=== Job ===
Output every record word for word.
--- BEGIN ---
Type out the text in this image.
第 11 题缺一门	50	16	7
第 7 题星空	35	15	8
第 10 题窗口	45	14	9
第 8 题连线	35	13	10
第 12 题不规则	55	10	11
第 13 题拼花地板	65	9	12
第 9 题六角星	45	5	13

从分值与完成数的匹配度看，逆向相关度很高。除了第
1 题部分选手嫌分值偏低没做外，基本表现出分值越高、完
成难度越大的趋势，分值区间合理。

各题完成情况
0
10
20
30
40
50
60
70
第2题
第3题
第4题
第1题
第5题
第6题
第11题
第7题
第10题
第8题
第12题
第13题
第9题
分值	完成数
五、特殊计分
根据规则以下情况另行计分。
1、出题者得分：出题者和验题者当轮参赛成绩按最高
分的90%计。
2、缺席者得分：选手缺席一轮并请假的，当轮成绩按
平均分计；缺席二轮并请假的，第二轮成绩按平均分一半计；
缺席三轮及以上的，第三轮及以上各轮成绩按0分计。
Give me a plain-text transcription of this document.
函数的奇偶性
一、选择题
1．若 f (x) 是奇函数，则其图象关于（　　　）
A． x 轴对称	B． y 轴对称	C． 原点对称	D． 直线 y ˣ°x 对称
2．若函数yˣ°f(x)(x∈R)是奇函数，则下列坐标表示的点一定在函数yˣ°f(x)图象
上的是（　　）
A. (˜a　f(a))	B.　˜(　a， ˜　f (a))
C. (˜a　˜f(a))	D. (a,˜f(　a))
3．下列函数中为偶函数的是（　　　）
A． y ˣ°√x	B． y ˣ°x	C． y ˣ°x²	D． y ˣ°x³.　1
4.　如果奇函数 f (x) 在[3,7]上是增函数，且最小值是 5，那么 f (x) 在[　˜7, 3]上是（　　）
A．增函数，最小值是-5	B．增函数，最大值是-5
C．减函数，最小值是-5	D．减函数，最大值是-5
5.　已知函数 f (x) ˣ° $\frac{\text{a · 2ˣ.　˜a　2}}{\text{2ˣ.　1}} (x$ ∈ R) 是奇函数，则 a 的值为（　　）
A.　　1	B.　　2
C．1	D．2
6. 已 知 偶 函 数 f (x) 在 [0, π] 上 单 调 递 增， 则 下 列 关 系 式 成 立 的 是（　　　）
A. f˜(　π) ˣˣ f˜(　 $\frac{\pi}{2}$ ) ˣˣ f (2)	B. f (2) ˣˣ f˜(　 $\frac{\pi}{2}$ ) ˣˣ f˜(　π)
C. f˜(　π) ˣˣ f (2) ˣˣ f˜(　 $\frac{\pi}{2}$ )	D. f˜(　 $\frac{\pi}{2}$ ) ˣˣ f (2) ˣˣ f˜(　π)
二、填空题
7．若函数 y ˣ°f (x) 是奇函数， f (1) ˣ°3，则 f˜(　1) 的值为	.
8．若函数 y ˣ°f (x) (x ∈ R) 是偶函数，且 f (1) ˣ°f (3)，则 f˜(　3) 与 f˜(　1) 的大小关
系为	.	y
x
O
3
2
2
--- END ---
=== Result of the task ===
Type out the text in this image.
第 11 题缺一门	50	16	7
第 7 题星空	35	15	8
第 10 题窗口	45	14	9
第 8 题连线	35	13	10
第 12 题不规则	55	10	11
第 13 题拼花地板	65	9	12
第 9 题六角星	45	5	13

从分值与完成数的匹配度看，逆向相关度很高。除了第
1 题部分选手嫌分值偏低没做外，基本表现出分值越高、完
成难度越大的趋势，分值区间合理。

各题完成情况
0
10
20
30
40
50
60
70
第2题
第3题
第4题
第1题
第5题
第6题
第11题
第7题
第10题
第8题
第12题
第13题
第9题
分值	完成数
五、特殊计分
根据规则以下情况另行计分。
1、出题者得分：出题者和验题者当轮参赛成绩按最高
分的90%计。
2、缺席者得分：选手缺席一轮并请假的，当轮成绩按
平均分计；缺席二轮并请假的，第二轮成绩按平均分一半计；
缺席三轮及以上的，第三轮及以上各轮成绩按0分计。
Give me a plain-text transcription of this document.
函数的奇偶性
一、选择题
1．若 f (x) 是奇函数，则其图象关于（　　　）
A． x 轴对称	B． y 轴对称	C． 原点对称	D． 直线 y ˣ°x 对称
2．若函数yˣ°f(x)(x∈R)是奇函数，则下列坐标表示的点一定在函数yˣ°f(x)图象
上的是（　　）
A. (˜a　f(a))	B.　˜(　a， ˜　f (a))
C. (˜a　˜f(a))	D. (a,˜f(　a))
3．下列函数中为偶函数的是（　　　）
A． y ˣ°√x	B． y ˣ°x	C． y ˣ°x²	D． y ˣ°x³.　1
4.　如果奇函数 f (x) 在[3,7]上是增函数，且最小值是 5，那么 f (x) 在[　˜7, 3]上是（　　）
A．增函数，最小值是-5	B．增函数，最大值是-5
C．减函数，最小值是-5	D．减函数，最大值是-5
5.　已知函数 f (x) ˣ° $\frac{\text{a · 2ˣ.　˜a　2}}{\text{2ˣ.　1}} (x$ ∈ R) 是奇函数，则 a 的值为（　　）
A.　　1	B.　　2
C．1	D．2
6. 已 知 偶 函 数 f (x) 在 [0, π] 上 单 调 递 增， 则 下 列 关 系 式 成 立 的 是（　　　）
A. f˜(　π) ˣˣ f˜(　 $\frac{\pi}{2}$ ) ˣˣ f (2)	B. f (2) ˣˣ f˜(　 $\frac{\pi}{2}$ ) ˣˣ f˜(　π)
C. f˜(　π) ˣˣ f (2) ˣˣ f˜(　 $\frac{\pi}{2}$ )	D. f˜(　 $\frac{\pi}{2}$ ) ˣˣ f (2) ˣˣ f˜(　π)
二、填空题
7．若函数 y ˣ°f (x) 是奇函数， f (1) ˣ°3，则 f˜(　1) 的值为	.
8．若函数 y ˣ°f (x) (x ∈ R) 是偶函数，且 f (1) ˣ°f (3)，则 f˜(　3) 与 f˜(　1) 的大小关
系为	.	y
x
O
3
2
2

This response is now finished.